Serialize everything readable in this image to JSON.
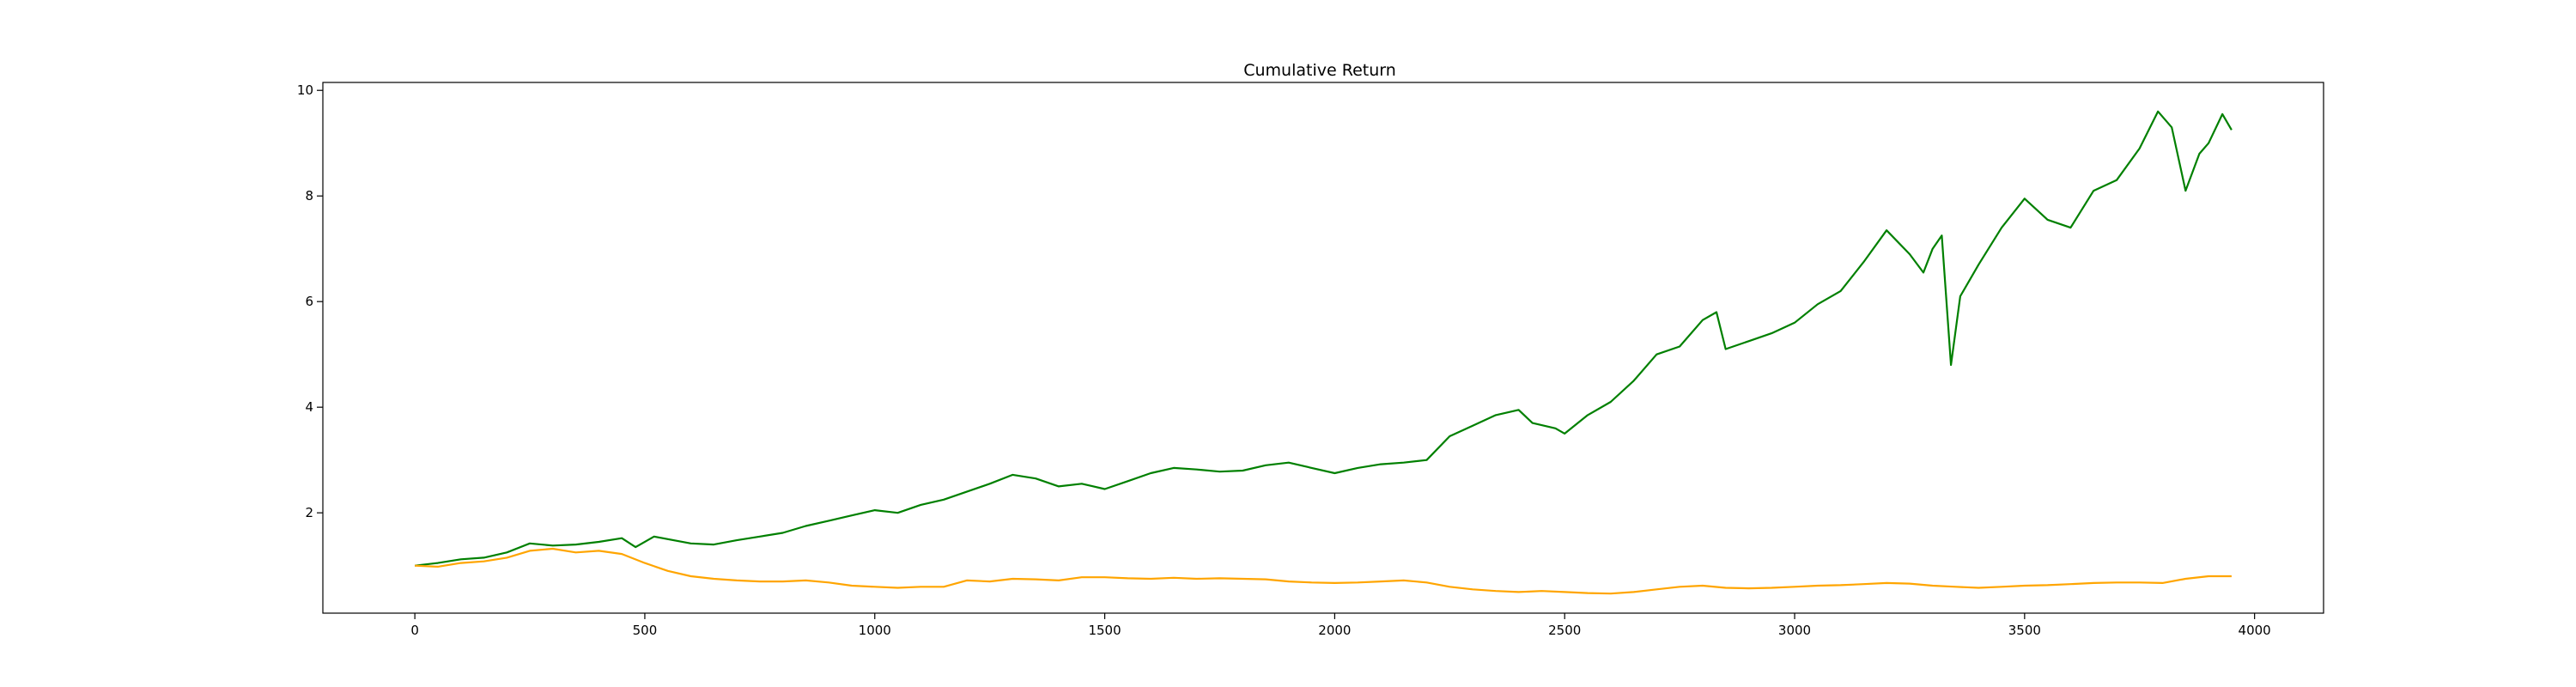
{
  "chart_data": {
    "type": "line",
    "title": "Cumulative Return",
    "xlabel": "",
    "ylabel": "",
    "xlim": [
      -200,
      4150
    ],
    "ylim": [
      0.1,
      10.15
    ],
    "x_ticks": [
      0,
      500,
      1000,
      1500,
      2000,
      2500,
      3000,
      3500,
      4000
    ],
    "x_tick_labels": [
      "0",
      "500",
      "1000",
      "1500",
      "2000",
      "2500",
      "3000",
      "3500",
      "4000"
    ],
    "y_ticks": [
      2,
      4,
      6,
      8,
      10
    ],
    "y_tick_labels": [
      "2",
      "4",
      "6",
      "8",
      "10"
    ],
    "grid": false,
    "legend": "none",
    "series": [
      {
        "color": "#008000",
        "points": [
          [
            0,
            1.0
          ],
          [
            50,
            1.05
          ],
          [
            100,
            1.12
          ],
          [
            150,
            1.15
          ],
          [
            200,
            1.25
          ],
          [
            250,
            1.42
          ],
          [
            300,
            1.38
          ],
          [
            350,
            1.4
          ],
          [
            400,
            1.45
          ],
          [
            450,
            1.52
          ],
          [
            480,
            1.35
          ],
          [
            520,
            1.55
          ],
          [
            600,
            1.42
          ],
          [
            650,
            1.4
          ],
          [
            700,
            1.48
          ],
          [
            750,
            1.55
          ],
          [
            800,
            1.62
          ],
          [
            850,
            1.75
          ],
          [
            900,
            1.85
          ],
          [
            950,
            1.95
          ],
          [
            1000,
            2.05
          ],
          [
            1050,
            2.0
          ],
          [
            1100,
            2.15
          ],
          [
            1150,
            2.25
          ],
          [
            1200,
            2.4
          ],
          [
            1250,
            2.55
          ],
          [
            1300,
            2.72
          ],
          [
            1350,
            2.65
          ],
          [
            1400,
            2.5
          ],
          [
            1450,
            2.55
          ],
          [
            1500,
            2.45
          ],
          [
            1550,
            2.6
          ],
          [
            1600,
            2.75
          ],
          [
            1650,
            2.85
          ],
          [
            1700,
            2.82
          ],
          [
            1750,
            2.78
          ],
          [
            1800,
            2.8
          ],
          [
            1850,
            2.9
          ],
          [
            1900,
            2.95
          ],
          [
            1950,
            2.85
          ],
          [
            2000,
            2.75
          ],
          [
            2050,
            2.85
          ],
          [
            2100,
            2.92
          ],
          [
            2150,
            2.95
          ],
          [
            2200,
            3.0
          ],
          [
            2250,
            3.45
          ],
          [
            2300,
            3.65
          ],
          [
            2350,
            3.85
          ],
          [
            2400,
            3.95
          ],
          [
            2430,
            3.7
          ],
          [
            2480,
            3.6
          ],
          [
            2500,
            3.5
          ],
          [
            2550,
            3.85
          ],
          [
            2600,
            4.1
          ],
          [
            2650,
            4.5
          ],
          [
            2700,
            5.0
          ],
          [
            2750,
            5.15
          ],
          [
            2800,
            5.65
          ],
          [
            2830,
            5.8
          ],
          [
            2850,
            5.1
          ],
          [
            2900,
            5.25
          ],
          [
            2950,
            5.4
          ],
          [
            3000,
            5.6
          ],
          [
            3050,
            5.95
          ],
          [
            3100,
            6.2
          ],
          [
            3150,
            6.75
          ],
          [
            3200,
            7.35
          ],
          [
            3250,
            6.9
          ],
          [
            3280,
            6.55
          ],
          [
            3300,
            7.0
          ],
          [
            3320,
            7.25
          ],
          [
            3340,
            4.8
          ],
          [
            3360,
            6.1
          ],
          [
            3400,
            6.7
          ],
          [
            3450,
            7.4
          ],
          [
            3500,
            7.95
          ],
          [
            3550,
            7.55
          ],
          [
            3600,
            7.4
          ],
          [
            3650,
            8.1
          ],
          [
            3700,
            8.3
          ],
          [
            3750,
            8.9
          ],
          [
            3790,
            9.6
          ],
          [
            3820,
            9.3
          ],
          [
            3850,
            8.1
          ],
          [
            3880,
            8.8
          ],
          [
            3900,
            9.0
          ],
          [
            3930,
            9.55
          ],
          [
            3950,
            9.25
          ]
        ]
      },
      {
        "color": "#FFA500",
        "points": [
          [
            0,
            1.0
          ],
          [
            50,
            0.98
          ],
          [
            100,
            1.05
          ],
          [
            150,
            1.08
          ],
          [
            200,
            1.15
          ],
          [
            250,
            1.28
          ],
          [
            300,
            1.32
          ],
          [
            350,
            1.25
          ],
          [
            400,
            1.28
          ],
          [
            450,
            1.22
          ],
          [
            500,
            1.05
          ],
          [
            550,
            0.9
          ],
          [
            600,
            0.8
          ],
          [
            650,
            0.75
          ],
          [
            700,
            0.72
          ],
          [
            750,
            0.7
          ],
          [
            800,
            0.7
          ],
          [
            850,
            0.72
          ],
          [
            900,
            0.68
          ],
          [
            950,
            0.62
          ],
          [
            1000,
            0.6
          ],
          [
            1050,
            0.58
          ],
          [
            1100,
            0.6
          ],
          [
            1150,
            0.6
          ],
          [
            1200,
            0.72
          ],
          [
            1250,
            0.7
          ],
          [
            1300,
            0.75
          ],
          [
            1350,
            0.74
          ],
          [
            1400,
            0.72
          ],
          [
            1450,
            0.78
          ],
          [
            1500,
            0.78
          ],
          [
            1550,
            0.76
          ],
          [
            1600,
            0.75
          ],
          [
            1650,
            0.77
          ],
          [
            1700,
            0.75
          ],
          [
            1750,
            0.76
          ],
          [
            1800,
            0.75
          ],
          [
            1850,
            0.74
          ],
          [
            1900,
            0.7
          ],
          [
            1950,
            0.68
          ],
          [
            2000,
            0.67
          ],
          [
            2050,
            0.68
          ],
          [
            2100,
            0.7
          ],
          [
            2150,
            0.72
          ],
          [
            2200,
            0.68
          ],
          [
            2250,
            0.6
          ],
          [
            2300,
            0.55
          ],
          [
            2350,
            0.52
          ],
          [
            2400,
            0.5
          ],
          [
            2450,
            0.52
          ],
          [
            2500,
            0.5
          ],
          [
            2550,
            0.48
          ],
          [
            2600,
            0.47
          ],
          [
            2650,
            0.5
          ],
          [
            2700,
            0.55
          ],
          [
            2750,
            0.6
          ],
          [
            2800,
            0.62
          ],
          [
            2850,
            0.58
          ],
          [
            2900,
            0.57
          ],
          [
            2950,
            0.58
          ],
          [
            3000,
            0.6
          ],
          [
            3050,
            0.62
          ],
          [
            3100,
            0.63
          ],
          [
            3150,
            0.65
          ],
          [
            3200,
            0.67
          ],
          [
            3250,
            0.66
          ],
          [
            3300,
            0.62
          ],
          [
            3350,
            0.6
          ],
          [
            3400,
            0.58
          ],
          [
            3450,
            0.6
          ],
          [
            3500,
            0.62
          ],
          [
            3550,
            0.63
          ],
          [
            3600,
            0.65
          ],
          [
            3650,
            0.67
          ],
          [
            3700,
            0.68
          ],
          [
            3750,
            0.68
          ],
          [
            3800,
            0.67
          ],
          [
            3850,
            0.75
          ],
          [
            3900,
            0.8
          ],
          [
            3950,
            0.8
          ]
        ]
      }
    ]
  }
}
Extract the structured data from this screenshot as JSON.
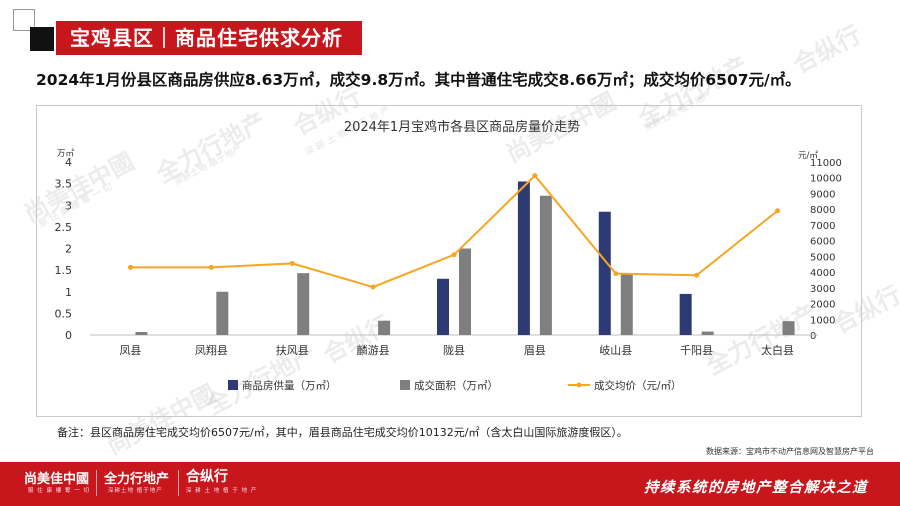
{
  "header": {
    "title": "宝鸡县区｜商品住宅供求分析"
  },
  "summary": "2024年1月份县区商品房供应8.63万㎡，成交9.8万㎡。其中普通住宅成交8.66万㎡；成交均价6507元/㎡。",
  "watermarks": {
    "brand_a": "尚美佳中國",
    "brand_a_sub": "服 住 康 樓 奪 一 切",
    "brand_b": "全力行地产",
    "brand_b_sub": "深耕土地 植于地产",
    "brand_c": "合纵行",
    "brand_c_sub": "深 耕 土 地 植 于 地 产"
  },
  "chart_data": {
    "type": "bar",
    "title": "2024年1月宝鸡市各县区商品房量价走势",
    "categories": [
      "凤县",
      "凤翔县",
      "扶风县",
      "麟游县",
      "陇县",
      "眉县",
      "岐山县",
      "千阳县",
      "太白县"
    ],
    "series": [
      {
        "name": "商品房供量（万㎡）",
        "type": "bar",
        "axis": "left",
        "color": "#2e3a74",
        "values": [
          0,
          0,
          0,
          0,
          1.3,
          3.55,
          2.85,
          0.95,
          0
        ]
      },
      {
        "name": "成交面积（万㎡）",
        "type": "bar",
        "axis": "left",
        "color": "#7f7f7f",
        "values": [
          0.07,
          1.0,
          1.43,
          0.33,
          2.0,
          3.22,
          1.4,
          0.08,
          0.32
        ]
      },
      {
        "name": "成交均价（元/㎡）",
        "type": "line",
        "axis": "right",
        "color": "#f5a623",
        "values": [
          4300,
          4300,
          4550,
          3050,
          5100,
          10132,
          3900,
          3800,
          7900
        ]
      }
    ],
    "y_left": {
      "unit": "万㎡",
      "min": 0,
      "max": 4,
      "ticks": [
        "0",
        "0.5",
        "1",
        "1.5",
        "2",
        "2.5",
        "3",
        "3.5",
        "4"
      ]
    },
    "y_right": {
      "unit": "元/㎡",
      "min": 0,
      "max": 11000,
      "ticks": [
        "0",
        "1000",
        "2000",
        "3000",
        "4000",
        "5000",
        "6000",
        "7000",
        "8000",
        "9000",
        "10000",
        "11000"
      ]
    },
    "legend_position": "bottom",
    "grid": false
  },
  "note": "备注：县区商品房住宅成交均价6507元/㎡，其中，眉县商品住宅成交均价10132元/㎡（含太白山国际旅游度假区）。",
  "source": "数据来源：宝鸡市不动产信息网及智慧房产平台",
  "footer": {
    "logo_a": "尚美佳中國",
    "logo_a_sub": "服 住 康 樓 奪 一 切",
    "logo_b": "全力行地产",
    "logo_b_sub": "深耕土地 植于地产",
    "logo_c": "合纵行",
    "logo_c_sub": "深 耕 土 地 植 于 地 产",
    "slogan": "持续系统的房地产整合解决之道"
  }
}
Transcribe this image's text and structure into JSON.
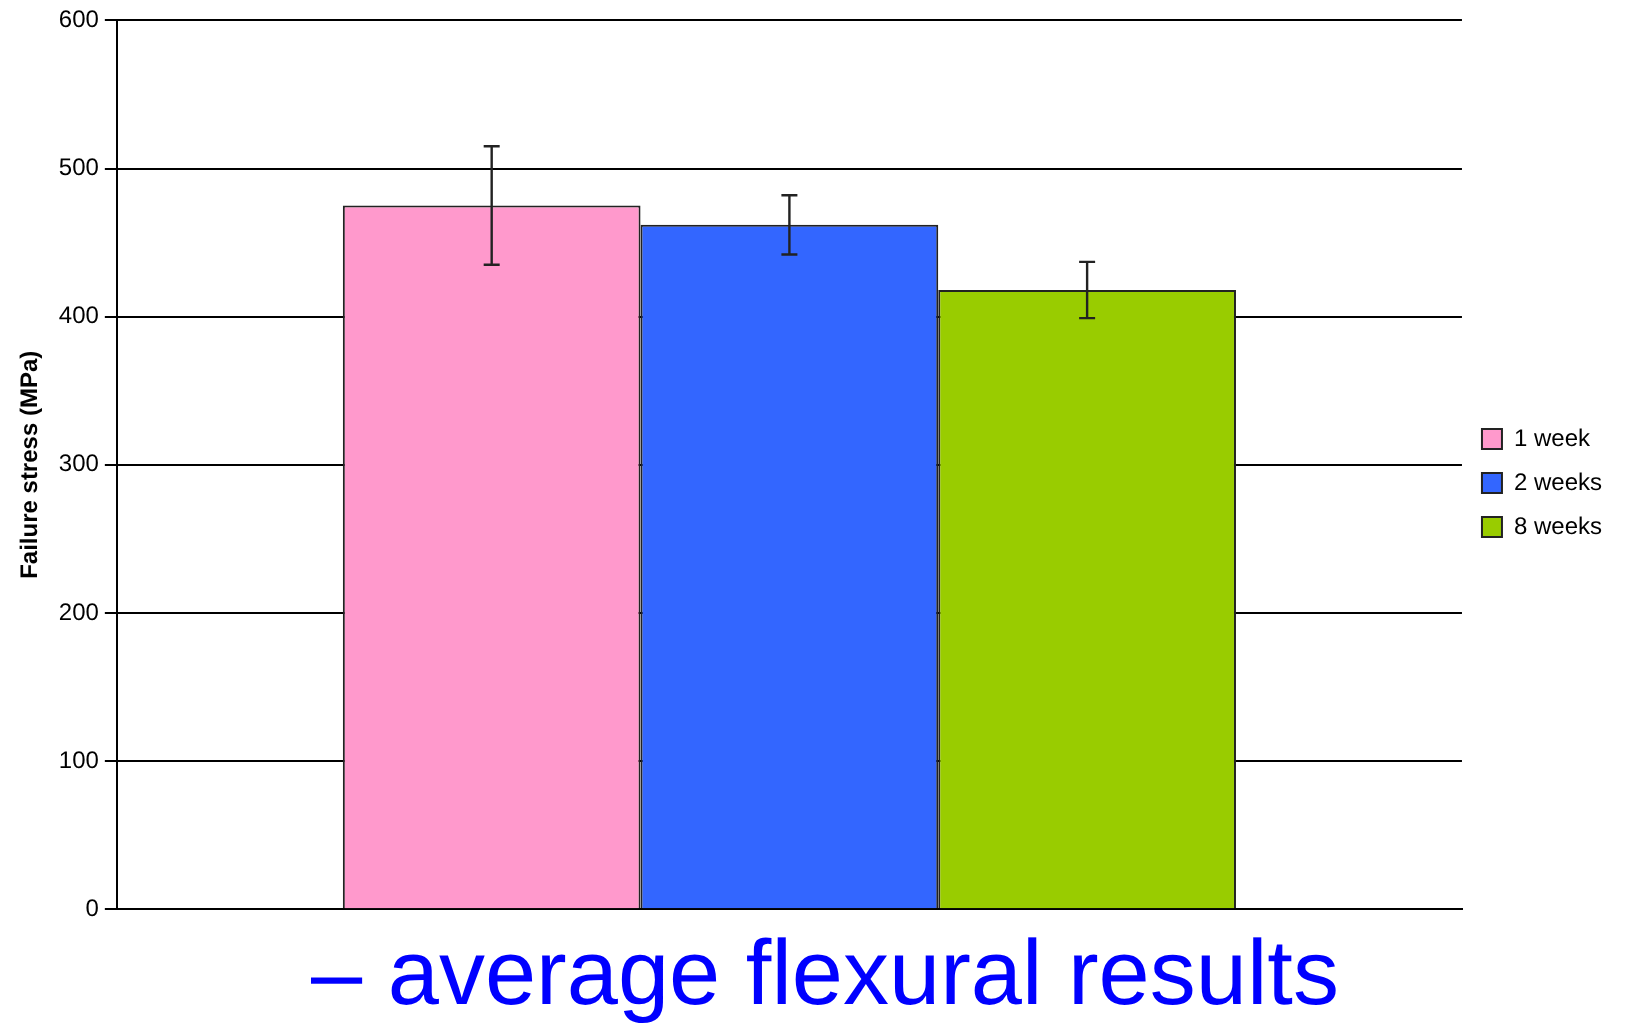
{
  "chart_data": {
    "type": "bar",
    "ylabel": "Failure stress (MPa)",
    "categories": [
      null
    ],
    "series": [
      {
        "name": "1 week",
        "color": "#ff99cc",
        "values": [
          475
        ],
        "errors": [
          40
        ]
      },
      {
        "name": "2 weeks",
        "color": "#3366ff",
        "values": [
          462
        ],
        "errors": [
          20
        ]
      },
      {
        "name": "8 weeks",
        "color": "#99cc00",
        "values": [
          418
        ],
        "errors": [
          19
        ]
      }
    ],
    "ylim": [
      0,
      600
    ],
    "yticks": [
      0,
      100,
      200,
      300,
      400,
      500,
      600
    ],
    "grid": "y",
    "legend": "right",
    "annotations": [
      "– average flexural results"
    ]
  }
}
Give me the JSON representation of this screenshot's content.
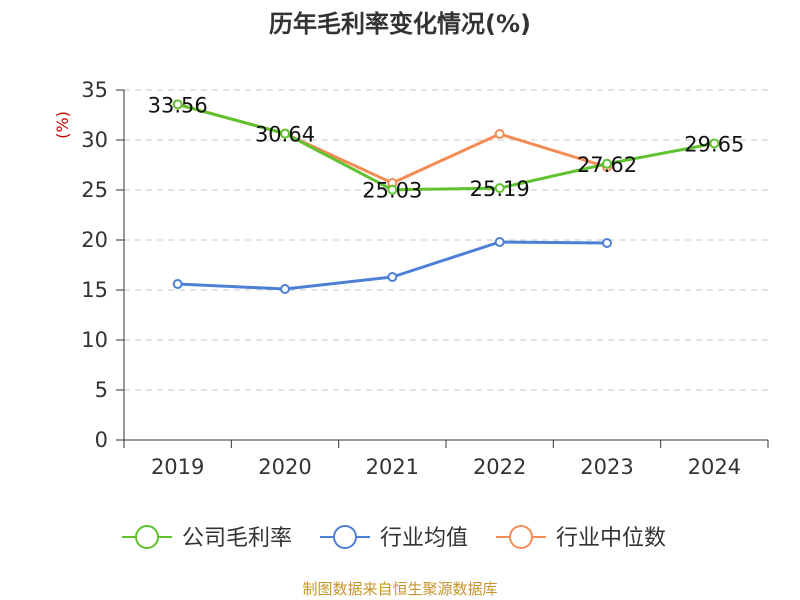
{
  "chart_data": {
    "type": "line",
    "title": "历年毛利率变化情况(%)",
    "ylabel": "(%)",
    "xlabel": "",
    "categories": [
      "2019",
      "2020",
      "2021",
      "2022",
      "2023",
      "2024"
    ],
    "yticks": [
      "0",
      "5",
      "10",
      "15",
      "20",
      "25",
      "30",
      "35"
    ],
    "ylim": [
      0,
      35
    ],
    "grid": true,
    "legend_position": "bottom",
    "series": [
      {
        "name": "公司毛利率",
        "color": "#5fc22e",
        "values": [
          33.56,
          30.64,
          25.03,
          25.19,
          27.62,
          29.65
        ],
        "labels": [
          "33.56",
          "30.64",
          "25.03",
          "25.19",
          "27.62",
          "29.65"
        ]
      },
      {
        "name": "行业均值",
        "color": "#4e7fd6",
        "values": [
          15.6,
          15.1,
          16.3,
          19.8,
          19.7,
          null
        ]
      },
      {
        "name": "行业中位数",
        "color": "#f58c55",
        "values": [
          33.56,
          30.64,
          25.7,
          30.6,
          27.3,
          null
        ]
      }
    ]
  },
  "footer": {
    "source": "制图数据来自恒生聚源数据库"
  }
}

__________________________________________________

# [Task goal]
Write out every line of the preceding listing that contains "screenshot".

# [Response to this exercise]
Extract the structured data from this screenshot as JSON.
Give me the JSON representation of this screenshot's content.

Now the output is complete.